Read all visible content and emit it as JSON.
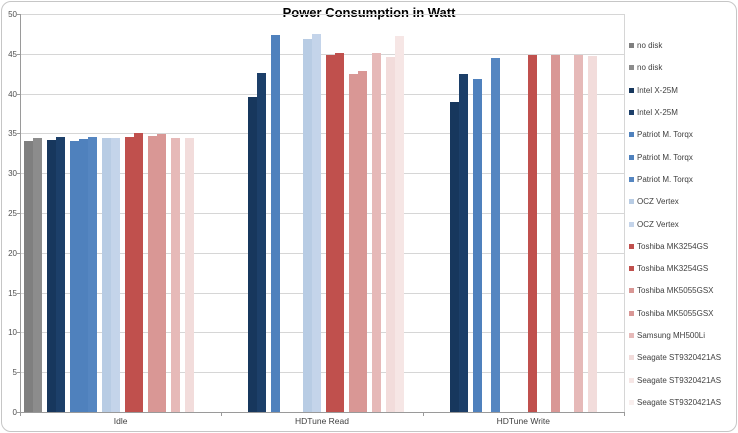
{
  "chart_data": {
    "type": "bar",
    "title": "Power Consumption in Watt",
    "xlabel": "",
    "ylabel": "",
    "ylim": [
      0,
      50
    ],
    "yticks": [
      0,
      5,
      10,
      15,
      20,
      25,
      30,
      35,
      40,
      45,
      50
    ],
    "grid": true,
    "legend_position": "right",
    "categories": [
      "Idle",
      "HDTune Read",
      "HDTune Write"
    ],
    "group_sizes": [
      2,
      2,
      3,
      2,
      2,
      2,
      1,
      3
    ],
    "series": [
      {
        "name": "no disk",
        "color": "#7f7f7f",
        "values": [
          34.1,
          null,
          null
        ]
      },
      {
        "name": "no disk",
        "color": "#8c8c8c",
        "values": [
          34.4,
          null,
          null
        ]
      },
      {
        "name": "Intel X-25M",
        "color": "#17375d",
        "values": [
          34.2,
          39.6,
          39.0
        ]
      },
      {
        "name": "Intel X-25M",
        "color": "#1c3f69",
        "values": [
          34.6,
          42.6,
          42.5
        ]
      },
      {
        "name": "Patriot M. Torqx",
        "color": "#4f81bd",
        "values": [
          34.1,
          47.4,
          41.9
        ]
      },
      {
        "name": "Patriot M. Torqx",
        "color": "#4f81bd",
        "values": [
          34.3,
          null,
          null
        ]
      },
      {
        "name": "Patriot M. Torqx",
        "color": "#5586c1",
        "values": [
          34.5,
          null,
          44.5
        ]
      },
      {
        "name": "OCZ Vertex",
        "color": "#b8cce4",
        "values": [
          34.4,
          46.9,
          null
        ]
      },
      {
        "name": "OCZ Vertex",
        "color": "#c4d4ea",
        "values": [
          34.4,
          47.5,
          null
        ]
      },
      {
        "name": "Toshiba MK3254GS",
        "color": "#c0504d",
        "values": [
          34.6,
          44.9,
          44.8
        ]
      },
      {
        "name": "Toshiba MK3254GS",
        "color": "#c0504d",
        "values": [
          35.0,
          45.1,
          null
        ]
      },
      {
        "name": "Toshiba MK5055GSX",
        "color": "#d99795",
        "values": [
          34.7,
          42.5,
          44.9
        ]
      },
      {
        "name": "Toshiba MK5055GSX",
        "color": "#d99795",
        "values": [
          34.9,
          42.8,
          null
        ]
      },
      {
        "name": "Samsung MH500Li",
        "color": "#e6b9b8",
        "values": [
          34.4,
          45.1,
          44.8
        ]
      },
      {
        "name": "Seagate ST9320421AS",
        "color": "#f2dcdb",
        "values": [
          34.4,
          44.6,
          44.7
        ]
      },
      {
        "name": "Seagate ST9320421AS",
        "color": "#f6e6e5",
        "values": [
          null,
          47.2,
          null
        ]
      },
      {
        "name": "Seagate ST9320421AS",
        "color": "#f9efee",
        "values": [
          null,
          null,
          null
        ]
      }
    ]
  },
  "colors": {
    "grid": "#d6d6d6",
    "axis": "#9a9a9a",
    "text": "#3f3f3f",
    "border": "#c6c6c6",
    "background": "#ffffff"
  }
}
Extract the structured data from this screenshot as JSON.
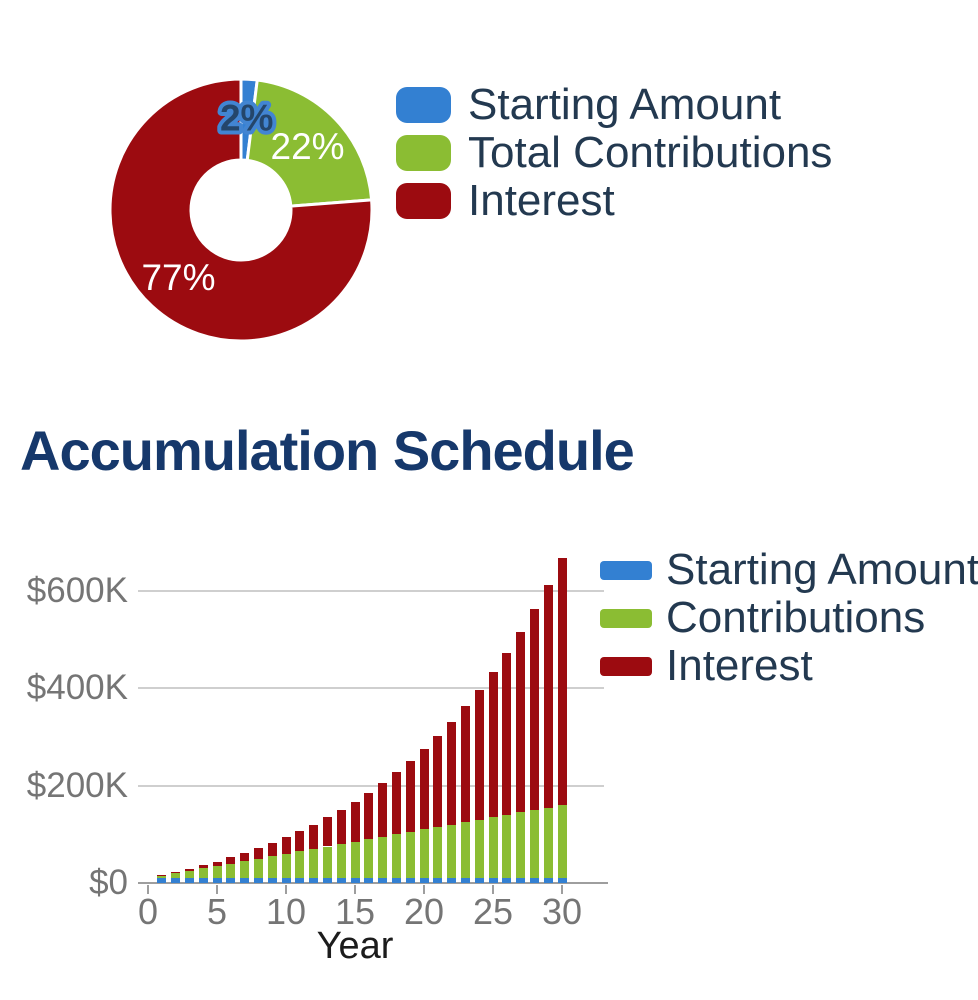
{
  "chart_data": [
    {
      "type": "pie",
      "donut": true,
      "labels": [
        "Starting Amount",
        "Total Contributions",
        "Interest"
      ],
      "values_pct": [
        2,
        22,
        77
      ],
      "slice_labels": [
        "2%",
        "22%",
        "77%"
      ],
      "colors": [
        "#3380d2",
        "#8bbd33",
        "#9c0b10"
      ],
      "slice_label_colors": [
        "#24466b",
        "#ffffff",
        "#ffffff"
      ],
      "slice_label_outline": "#4285d2",
      "legend_position": "right"
    },
    {
      "type": "bar",
      "stacked": true,
      "title": "Accumulation Schedule",
      "title_color": "#16386b",
      "xlabel": "Year",
      "categories": [
        1,
        2,
        3,
        4,
        5,
        6,
        7,
        8,
        9,
        10,
        11,
        12,
        13,
        14,
        15,
        16,
        17,
        18,
        19,
        20,
        21,
        22,
        23,
        24,
        25,
        26,
        27,
        28,
        29,
        30
      ],
      "unit": "USD thousands (estimated from gridlines)",
      "series": [
        {
          "name": "Starting Amount",
          "key": "starting-amount",
          "color": "#3380d2",
          "values_k": [
            10,
            10,
            10,
            10,
            10,
            10,
            10,
            10,
            10,
            10,
            10,
            10,
            10,
            10,
            10,
            10,
            10,
            10,
            10,
            10,
            10,
            10,
            10,
            10,
            10,
            10,
            10,
            10,
            10,
            10
          ]
        },
        {
          "name": "Contributions",
          "key": "contributions",
          "color": "#8bbd33",
          "values_k": [
            5,
            10,
            15,
            20,
            25,
            30,
            35,
            40,
            45,
            50,
            55,
            60,
            65,
            70,
            75,
            80,
            85,
            90,
            95,
            100,
            105,
            110,
            115,
            120,
            125,
            130,
            135,
            140,
            145,
            150
          ]
        },
        {
          "name": "Interest",
          "key": "interest",
          "color": "#9c0b10",
          "values_k": [
            0.8,
            2.1,
            3.8,
            6.1,
            9,
            12.6,
            16.8,
            21.7,
            27.4,
            34,
            41.5,
            50.1,
            59.7,
            70.5,
            82.5,
            95.9,
            110.8,
            127.2,
            145.4,
            165.4,
            187.5,
            211.7,
            238.2,
            267.2,
            299,
            333.7,
            371.6,
            413,
            458,
            507.1
          ]
        }
      ],
      "y_ticks": [
        {
          "label": "$0",
          "value_k": 0
        },
        {
          "label": "$200K",
          "value_k": 200
        },
        {
          "label": "$400K",
          "value_k": 400
        },
        {
          "label": "$600K",
          "value_k": 600
        }
      ],
      "x_ticks": [
        {
          "label": "0",
          "year": 0
        },
        {
          "label": "5",
          "year": 5
        },
        {
          "label": "10",
          "year": 10
        },
        {
          "label": "15",
          "year": 15
        },
        {
          "label": "20",
          "year": 20
        },
        {
          "label": "25",
          "year": 25
        },
        {
          "label": "30",
          "year": 30
        }
      ],
      "ylim_k": [
        0,
        680
      ],
      "grid": true,
      "legend_position": "right"
    }
  ]
}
————————
__PROBLEM__
Read the entries and pick out all lines that include the word "true".

__CORRECT RESPONSE__
    "grid": true,
      "donut": true,
      "stacked": true,
      "grid": true,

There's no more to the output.